→ Task to carry out
Note how many lines hold "JSON" and report that number by itself.

→ Exercise inputs
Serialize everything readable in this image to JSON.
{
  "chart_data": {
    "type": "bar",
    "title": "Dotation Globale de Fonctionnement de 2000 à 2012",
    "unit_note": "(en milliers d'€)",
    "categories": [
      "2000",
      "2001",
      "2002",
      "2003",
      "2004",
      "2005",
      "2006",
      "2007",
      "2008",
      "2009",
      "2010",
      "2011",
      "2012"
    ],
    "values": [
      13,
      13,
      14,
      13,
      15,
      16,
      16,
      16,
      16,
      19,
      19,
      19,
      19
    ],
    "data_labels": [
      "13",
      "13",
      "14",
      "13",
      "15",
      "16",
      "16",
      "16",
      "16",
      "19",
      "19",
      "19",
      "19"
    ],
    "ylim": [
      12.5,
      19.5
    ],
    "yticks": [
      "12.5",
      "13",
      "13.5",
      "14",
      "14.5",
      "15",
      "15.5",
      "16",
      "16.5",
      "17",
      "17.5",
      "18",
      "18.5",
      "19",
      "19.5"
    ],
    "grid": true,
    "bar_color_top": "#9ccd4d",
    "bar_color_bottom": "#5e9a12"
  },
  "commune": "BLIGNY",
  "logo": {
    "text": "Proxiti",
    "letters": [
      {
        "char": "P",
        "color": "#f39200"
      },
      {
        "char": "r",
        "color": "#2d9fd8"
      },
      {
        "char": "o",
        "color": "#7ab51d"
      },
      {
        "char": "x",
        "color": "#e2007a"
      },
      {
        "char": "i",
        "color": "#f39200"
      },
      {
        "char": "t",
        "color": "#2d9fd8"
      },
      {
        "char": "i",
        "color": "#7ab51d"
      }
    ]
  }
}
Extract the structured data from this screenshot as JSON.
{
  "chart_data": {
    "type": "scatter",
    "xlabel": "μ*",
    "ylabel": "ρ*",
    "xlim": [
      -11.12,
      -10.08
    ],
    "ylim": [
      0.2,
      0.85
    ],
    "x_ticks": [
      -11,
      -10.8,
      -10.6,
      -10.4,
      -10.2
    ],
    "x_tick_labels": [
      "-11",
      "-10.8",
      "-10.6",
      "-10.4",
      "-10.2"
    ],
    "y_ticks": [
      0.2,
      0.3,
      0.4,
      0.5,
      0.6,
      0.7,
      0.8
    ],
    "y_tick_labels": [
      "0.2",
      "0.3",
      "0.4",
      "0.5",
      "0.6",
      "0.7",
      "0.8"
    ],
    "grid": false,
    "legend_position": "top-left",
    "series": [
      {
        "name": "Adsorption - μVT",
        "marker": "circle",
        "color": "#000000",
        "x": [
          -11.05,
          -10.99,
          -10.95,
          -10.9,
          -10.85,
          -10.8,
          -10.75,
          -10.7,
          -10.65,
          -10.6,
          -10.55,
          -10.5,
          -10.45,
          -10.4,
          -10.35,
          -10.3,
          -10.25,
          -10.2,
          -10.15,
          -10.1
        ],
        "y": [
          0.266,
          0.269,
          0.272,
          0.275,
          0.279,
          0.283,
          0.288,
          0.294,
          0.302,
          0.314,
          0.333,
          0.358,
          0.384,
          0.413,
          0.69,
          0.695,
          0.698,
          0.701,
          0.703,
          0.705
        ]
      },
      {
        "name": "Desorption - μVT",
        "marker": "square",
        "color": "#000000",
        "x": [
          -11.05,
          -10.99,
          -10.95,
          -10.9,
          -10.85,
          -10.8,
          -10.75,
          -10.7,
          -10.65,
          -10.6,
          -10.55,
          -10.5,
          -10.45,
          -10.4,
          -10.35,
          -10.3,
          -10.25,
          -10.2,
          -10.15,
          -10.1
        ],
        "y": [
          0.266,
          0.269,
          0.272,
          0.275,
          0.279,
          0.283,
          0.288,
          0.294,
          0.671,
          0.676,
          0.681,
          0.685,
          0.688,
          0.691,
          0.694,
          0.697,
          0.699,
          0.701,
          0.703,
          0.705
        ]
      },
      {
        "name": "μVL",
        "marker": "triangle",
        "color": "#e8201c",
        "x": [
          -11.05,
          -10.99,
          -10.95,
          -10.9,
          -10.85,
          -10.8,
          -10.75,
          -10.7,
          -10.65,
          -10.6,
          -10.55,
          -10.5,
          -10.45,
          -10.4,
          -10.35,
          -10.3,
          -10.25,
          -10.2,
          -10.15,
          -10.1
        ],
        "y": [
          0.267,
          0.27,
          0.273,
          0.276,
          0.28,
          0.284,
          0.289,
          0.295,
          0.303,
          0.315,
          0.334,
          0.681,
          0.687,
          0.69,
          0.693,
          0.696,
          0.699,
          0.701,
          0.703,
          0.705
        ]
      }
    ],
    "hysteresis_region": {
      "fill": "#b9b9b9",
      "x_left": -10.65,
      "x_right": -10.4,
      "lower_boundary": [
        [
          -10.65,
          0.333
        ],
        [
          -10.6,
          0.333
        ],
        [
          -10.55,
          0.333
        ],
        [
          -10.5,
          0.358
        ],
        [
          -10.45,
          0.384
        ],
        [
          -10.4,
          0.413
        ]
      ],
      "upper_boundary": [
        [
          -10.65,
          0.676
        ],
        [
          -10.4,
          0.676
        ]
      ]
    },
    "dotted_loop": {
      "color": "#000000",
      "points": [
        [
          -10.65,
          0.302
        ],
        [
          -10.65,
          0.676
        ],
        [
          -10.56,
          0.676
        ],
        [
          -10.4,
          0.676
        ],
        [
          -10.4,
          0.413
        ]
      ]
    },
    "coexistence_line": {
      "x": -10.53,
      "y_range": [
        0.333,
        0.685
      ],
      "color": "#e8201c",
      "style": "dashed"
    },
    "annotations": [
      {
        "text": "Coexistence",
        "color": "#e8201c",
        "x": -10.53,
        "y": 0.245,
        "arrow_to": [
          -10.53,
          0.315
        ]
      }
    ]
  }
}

→ Exercise result
2